*Work to complete:* Every line below should be copied exactly; drop the pictures.

(Data entries)
--- START ---

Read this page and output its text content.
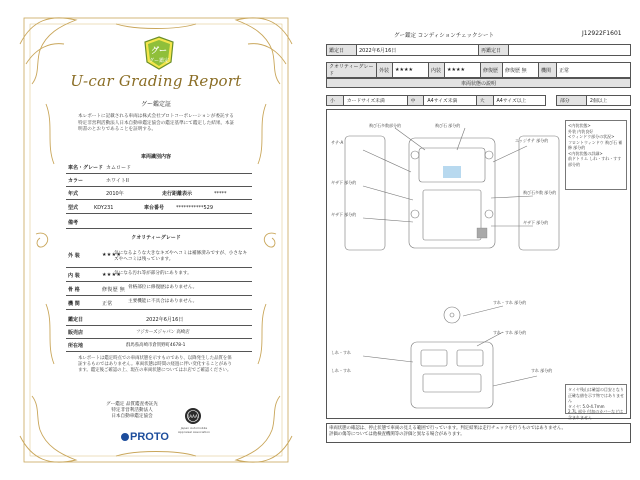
グー
グー鑑定
U-car Grading Report
グー鑑定証
本レポートに記載される車両は株式会社プロトコーポレーションが委託する特定非営利活動法人日本自動車鑑定協会の鑑定基準にて鑑定した結果、本証明書のとおりであることを証明する。
車両識別内容
車名・グレード カムロード
カラー	ホワイトII
年式	2010年	走行距離表示	*****
型式	KDY231	車台番号 ***********529
備考
クオリティーグレード
外 装	★★★★
気になるような大きなキズやヘコミは補修済みですが、小さなキズやヘコミは残っています。
内 装	★★★★
気になる汚れ等が部分的にあります。
骨 格	修復歴 無 骨格部位に修復歴はありません。
機 関	正常	主要機能に不具合はありません。
鑑定日	2022年6月16日
販売店	フジカーズジャパン 高崎店
所在地	群馬県高崎市倉賀野町4678-1
本レポートは鑑定時点での車両状態を示すものであり、以降発生した品質を保証するものではありません。車両状態は時間の経過に伴い変化することがあります。鑑定後ご確認の上、現在の車両状態についてはお店でご確認ください。
グー鑑定 品質鑑査委託先
特定非営利活動法人
日本自動車鑑定協会	JAAA
Japan Automobile Appraisal Association
PROTO
グー鑑定 コンディションチェックシート	J12922F1601
鑑定日	2022年6月16日	再鑑定日	
クオリティーグレード	外装	★★★★	内装	★★★★	修復歴	修復歴 無	機関	正常
車両状態の説明
小	カードサイズ未満	中	A4サイズ未満	大	A4サイズ以上	部分	2個以上
サテ-A
飛び石多数部分的	飛び石 部分的
エッジサテ 部分的
ギザ下 部分的
ギザ下 部分的
飛び石多数 部分的
ギザ下 部分的
すれ・すれ 部分的
すれ・すれ 部分的
しれ・すれ
しれ・すれ	すれ 部分的
<内装状態>
外装 内装良好
<ウィンドウ部分の状況>
フロントウィンドウ 飛び石 補修 部分的
<内装状態の詳細>
前ドトリム しれ・すれ・すす 部分的
タイヤ残山は確認の目安となり正確な値を示す物ではありません
タイヤ: 5.0-4.7mm
2.7L 部分 付加のカバーなどは含まれません
車両状態の確認は、停止状態で車両の見える範囲で行っています。判定結果は走行チェックを行うものではありません。
評価の傷等については他検査機関等の評価と異なる場合があります。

--- END ---

*Result of the task:*
Read this page and output its text content.
グー
グー鑑定
U-car Grading Report
グー鑑定証
本レポートに記載される車両は株式会社プロトコーポレーションが委託する特定非営利活動法人日本自動車鑑定協会の鑑定基準にて鑑定した結果、本証明書のとおりであることを証明する。
車両識別内容
車名・グレード カムロード
カラー	ホワイトII
年式	2010年	走行距離表示	*****
型式	KDY231	車台番号 ***********529
備考
クオリティーグレード
外 装	★★★★
気になるような大きなキズやヘコミは補修済みですが、小さなキズやヘコミは残っています。
内 装	★★★★
気になる汚れ等が部分的にあります。
骨 格	修復歴 無 骨格部位に修復歴はありません。
機 関	正常	主要機能に不具合はありません。
鑑定日	2022年6月16日
販売店	フジカーズジャパン 高崎店
所在地	群馬県高崎市倉賀野町4678-1
本レポートは鑑定時点での車両状態を示すものであり、以降発生した品質を保証するものではありません。車両状態は時間の経過に伴い変化することがあります。鑑定後ご確認の上、現在の車両状態についてはお店でご確認ください。
グー鑑定 品質鑑査委託先
特定非営利活動法人
日本自動車鑑定協会	JAAA
Japan Automobile Appraisal Association
PROTO
グー鑑定 コンディションチェックシート	J12922F1601
鑑定日	2022年6月16日	再鑑定日	
クオリティーグレード	外装	★★★★	内装	★★★★	修復歴	修復歴 無	機関	正常
車両状態の説明
小	カードサイズ未満	中	A4サイズ未満	大	A4サイズ以上	部分	2個以上
サテ-A
飛び石多数部分的	飛び石 部分的
エッジサテ 部分的
ギザ下 部分的
ギザ下 部分的
飛び石多数 部分的
ギザ下 部分的
すれ・すれ 部分的
すれ・すれ 部分的
しれ・すれ
しれ・すれ	すれ 部分的
<内装状態>
外装 内装良好
<ウィンドウ部分の状況>
フロントウィンドウ 飛び石 補修 部分的
<内装状態の詳細>
前ドトリム しれ・すれ・すす 部分的
タイヤ残山は確認の目安となり正確な値を示す物ではありません
タイヤ: 5.0-4.7mm
2.7L 部分 付加のカバーなどは含まれません
車両状態の確認は、停止状態で車両の見える範囲で行っています。判定結果は走行チェックを行うものではありません。
評価の傷等については他検査機関等の評価と異なる場合があります。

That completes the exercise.